+++ DATASET CONTENT +++
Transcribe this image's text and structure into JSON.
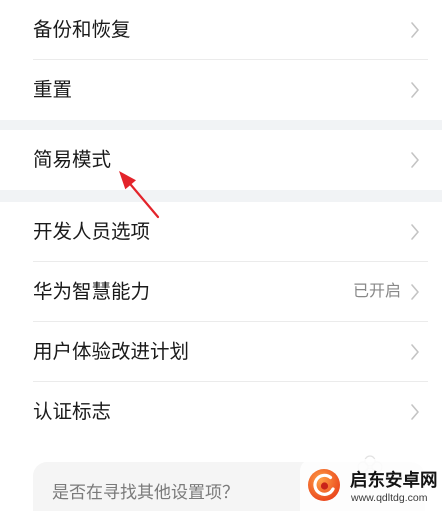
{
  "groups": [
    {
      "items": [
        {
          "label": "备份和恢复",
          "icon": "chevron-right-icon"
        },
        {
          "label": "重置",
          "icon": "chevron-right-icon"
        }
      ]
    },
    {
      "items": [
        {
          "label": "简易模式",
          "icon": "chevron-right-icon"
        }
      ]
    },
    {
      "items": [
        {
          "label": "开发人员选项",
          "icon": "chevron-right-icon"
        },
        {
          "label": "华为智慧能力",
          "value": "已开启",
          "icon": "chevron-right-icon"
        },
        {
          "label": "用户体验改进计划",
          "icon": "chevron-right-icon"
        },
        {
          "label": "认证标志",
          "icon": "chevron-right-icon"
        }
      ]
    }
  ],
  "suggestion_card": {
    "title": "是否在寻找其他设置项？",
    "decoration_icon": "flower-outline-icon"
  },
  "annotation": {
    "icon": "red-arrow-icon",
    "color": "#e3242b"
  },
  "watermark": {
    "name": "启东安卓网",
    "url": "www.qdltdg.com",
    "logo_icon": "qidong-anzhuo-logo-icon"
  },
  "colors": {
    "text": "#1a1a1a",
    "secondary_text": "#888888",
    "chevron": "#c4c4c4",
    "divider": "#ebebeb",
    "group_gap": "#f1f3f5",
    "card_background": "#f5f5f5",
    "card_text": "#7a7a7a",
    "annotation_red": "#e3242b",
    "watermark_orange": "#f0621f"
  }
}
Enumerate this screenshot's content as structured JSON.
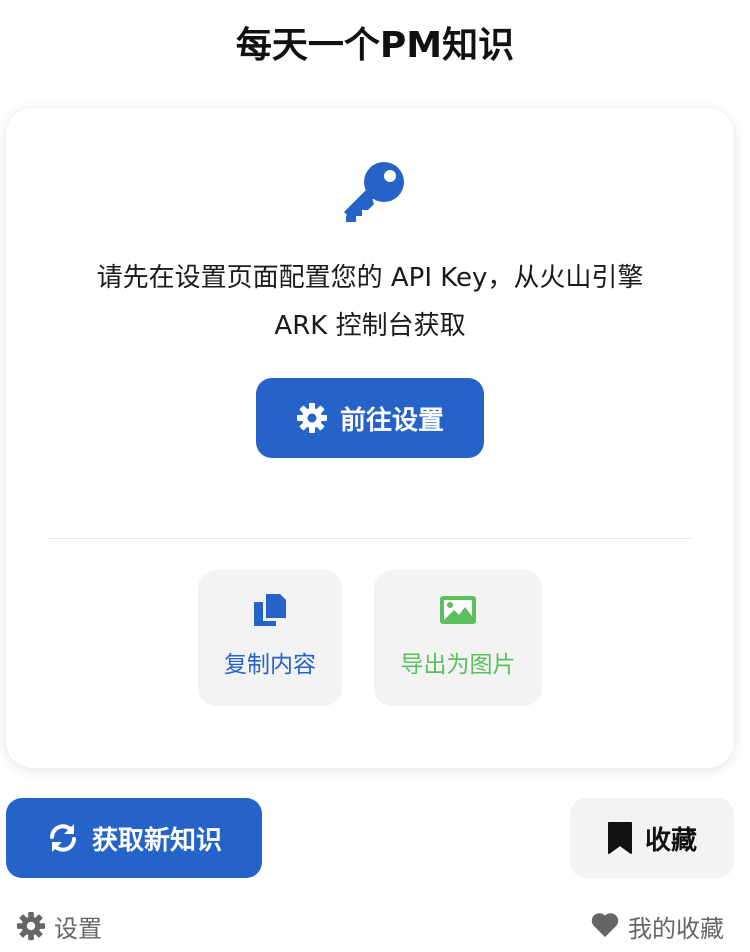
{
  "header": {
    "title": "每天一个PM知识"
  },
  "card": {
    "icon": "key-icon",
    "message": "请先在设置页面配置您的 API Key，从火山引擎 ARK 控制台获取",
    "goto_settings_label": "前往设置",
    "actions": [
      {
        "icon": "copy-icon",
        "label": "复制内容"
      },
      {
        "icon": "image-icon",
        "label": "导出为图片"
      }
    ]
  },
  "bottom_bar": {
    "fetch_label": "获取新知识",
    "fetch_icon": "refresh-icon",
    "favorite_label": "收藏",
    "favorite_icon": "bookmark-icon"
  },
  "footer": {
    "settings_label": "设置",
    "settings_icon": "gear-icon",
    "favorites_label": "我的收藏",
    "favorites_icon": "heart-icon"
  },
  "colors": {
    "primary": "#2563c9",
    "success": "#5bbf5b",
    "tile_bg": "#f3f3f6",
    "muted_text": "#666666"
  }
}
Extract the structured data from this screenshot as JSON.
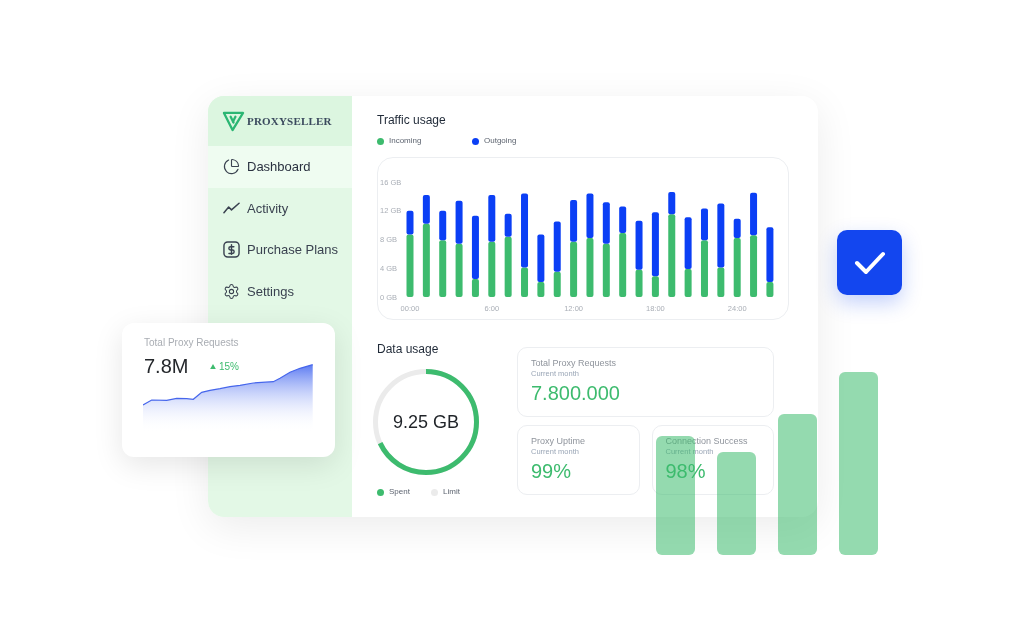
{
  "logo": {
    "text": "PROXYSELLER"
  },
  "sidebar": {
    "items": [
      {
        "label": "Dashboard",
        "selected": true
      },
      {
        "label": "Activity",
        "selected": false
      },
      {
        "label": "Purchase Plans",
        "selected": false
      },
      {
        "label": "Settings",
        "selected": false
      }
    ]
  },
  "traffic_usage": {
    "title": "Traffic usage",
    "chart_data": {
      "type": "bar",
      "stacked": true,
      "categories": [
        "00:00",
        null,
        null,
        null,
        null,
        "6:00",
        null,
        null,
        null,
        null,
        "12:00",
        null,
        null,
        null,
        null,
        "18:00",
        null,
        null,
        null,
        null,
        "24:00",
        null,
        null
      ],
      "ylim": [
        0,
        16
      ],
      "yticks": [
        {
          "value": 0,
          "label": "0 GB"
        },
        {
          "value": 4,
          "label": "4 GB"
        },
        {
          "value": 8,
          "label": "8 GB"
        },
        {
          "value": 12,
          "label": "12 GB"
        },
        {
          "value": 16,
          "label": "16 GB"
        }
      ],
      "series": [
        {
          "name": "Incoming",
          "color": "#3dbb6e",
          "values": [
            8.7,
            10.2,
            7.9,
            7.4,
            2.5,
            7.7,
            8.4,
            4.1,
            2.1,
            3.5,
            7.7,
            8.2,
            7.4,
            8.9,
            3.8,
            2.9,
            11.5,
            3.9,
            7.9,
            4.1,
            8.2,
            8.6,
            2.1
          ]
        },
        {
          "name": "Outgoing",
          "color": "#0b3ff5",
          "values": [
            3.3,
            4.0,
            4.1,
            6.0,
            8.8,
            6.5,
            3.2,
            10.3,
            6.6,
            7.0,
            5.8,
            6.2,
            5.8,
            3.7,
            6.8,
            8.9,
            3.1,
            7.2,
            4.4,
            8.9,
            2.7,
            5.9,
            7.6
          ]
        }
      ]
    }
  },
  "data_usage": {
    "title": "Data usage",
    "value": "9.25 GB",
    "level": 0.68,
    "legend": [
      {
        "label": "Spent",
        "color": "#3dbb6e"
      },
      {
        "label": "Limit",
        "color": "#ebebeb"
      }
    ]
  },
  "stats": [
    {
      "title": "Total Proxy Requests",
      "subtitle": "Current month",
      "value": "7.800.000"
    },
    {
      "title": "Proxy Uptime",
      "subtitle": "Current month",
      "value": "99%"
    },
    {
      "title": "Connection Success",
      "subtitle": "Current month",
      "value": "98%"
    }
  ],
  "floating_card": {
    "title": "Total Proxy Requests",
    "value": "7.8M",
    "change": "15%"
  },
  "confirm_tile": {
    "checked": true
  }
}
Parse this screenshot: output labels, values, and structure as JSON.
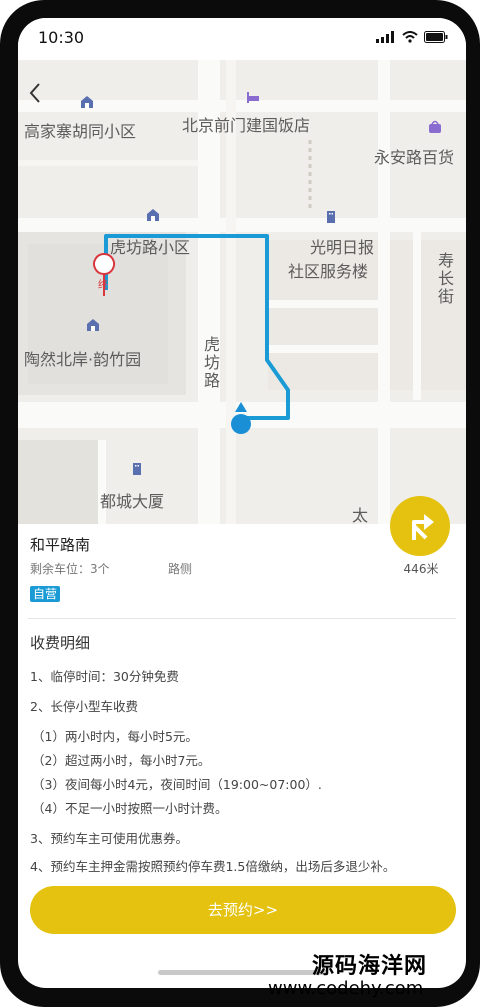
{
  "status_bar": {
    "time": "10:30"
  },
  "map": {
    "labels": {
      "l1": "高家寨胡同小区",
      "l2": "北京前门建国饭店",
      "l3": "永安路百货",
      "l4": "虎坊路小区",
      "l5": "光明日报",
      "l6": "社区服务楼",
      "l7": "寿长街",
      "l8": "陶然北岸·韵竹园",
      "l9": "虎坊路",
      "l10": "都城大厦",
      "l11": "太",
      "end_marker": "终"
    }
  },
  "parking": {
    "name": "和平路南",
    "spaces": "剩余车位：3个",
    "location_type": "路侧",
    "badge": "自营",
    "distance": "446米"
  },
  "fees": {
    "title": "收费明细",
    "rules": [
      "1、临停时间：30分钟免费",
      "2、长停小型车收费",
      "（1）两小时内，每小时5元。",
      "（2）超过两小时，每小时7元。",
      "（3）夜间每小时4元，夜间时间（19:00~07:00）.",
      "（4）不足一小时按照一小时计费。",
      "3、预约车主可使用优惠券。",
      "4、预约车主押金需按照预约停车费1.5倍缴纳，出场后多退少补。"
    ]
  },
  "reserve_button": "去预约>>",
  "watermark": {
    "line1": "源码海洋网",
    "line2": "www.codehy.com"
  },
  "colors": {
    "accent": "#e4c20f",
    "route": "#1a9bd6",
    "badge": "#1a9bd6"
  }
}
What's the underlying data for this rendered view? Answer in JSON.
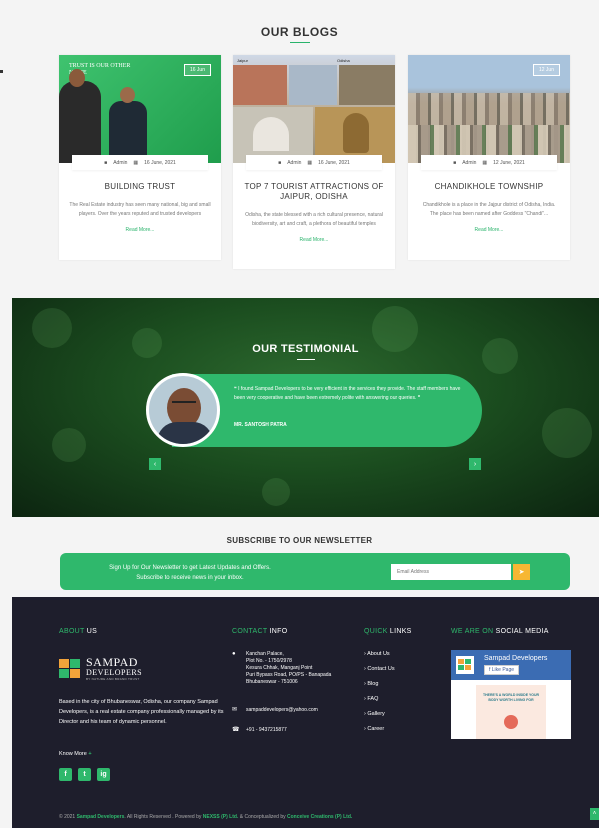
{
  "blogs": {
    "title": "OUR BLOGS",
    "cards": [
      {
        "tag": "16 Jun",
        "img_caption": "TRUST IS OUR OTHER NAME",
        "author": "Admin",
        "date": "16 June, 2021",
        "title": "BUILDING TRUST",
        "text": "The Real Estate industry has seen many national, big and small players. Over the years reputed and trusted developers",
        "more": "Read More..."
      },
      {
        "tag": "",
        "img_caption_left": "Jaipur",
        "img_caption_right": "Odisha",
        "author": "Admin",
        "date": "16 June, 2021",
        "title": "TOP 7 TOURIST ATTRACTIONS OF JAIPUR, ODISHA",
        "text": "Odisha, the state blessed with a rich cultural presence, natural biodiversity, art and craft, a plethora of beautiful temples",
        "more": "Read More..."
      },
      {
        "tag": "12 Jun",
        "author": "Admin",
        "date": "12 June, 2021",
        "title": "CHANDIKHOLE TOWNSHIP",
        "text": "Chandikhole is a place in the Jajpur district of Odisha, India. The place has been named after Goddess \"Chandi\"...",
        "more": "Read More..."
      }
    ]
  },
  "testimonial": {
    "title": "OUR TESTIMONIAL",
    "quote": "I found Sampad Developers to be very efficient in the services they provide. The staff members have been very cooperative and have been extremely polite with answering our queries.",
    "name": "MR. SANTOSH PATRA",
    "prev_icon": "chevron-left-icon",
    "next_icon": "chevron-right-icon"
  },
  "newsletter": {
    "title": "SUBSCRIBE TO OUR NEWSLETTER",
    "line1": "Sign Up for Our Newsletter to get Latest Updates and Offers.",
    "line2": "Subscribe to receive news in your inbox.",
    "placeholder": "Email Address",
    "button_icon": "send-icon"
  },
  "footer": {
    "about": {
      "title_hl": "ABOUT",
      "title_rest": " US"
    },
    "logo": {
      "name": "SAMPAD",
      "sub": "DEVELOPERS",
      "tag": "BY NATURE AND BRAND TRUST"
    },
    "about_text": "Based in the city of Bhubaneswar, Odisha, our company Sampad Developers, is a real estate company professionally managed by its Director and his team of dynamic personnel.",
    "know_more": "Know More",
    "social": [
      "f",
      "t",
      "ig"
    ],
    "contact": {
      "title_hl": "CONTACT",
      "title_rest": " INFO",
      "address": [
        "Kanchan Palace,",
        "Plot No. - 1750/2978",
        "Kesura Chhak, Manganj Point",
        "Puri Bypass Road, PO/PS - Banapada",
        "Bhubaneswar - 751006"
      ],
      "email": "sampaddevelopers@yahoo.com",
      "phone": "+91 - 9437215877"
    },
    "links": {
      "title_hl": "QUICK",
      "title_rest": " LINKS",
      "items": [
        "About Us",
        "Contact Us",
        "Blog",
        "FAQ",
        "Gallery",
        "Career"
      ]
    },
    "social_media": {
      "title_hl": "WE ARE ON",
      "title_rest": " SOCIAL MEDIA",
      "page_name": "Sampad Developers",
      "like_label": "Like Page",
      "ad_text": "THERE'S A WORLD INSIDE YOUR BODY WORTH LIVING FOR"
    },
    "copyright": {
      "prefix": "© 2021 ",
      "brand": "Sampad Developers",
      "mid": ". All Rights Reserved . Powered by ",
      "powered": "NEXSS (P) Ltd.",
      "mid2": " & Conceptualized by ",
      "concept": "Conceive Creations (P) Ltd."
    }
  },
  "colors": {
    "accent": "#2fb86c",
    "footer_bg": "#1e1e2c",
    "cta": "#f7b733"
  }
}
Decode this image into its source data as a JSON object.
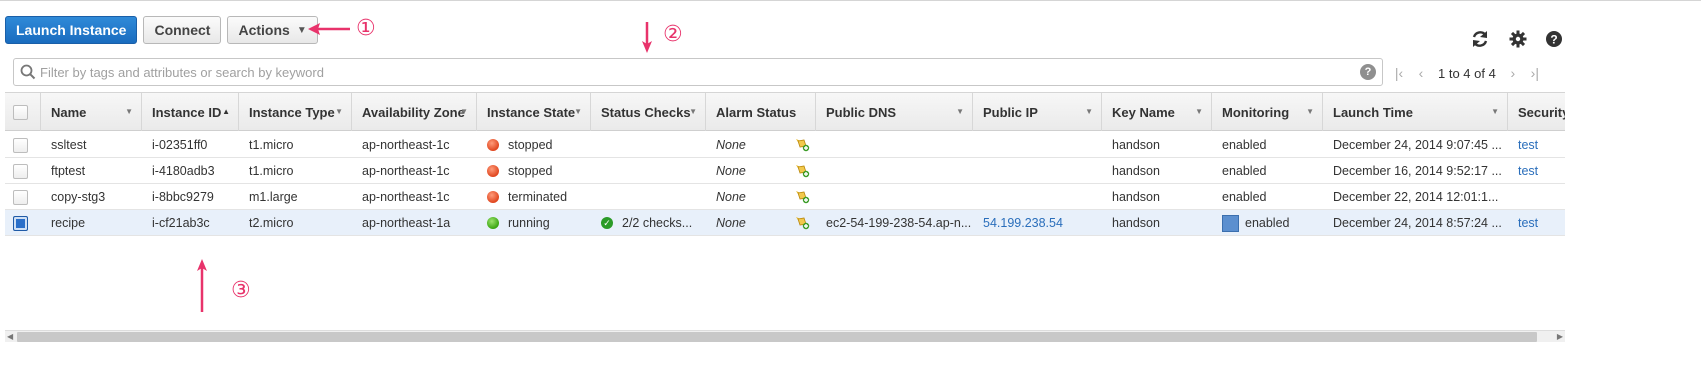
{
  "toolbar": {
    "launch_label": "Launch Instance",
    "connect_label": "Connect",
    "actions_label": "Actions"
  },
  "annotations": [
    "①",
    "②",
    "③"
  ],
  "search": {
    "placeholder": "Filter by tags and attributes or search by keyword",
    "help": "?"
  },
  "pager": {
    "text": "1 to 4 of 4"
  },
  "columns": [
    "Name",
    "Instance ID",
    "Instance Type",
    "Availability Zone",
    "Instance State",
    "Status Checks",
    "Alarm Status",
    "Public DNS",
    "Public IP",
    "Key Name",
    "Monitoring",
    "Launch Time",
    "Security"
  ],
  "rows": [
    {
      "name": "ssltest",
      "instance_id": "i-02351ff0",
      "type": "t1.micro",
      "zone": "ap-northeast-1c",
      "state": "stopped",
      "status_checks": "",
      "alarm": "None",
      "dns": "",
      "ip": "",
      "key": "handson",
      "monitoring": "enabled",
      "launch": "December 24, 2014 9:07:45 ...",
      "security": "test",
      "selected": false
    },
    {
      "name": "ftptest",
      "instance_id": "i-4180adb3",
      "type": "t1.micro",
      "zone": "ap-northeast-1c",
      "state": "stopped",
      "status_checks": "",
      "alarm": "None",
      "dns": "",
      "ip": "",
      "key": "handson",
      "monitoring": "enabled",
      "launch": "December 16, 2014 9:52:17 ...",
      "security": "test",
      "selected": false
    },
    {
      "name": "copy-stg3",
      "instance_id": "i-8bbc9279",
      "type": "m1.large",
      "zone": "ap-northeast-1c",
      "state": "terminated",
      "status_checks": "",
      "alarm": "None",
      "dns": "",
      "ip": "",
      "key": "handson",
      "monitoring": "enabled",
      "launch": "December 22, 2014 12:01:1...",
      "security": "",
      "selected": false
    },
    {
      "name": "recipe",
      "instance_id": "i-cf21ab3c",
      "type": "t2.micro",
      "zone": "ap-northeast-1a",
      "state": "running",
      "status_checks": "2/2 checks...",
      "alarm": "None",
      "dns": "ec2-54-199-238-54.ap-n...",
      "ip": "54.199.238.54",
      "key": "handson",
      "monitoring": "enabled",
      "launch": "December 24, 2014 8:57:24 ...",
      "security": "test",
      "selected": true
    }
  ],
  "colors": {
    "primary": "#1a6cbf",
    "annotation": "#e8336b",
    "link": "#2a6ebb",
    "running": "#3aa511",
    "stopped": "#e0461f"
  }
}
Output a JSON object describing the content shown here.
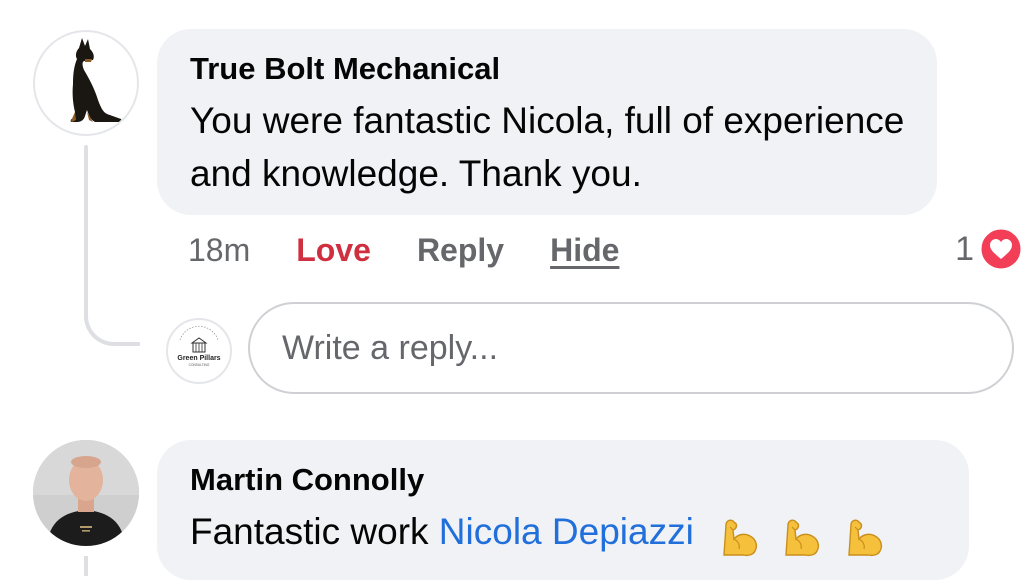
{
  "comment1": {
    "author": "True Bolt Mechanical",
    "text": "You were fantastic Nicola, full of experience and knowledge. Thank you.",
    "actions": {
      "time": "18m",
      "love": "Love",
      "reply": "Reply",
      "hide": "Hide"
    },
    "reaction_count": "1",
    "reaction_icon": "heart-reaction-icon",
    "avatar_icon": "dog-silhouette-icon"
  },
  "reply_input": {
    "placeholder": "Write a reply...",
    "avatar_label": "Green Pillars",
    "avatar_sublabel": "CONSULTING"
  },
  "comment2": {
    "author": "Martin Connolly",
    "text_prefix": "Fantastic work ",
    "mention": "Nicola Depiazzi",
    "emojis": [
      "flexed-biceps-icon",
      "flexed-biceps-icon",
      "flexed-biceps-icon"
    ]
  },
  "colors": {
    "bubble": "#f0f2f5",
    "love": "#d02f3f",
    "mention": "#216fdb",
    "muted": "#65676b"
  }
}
+++
GIVEN INSTRUCTION —
Copy each line of the records above that carries the word "object".

EXERCISE OUTPUT —
Decode this image into its source data as a JSON object.
Output a JSON object describing the content shown here.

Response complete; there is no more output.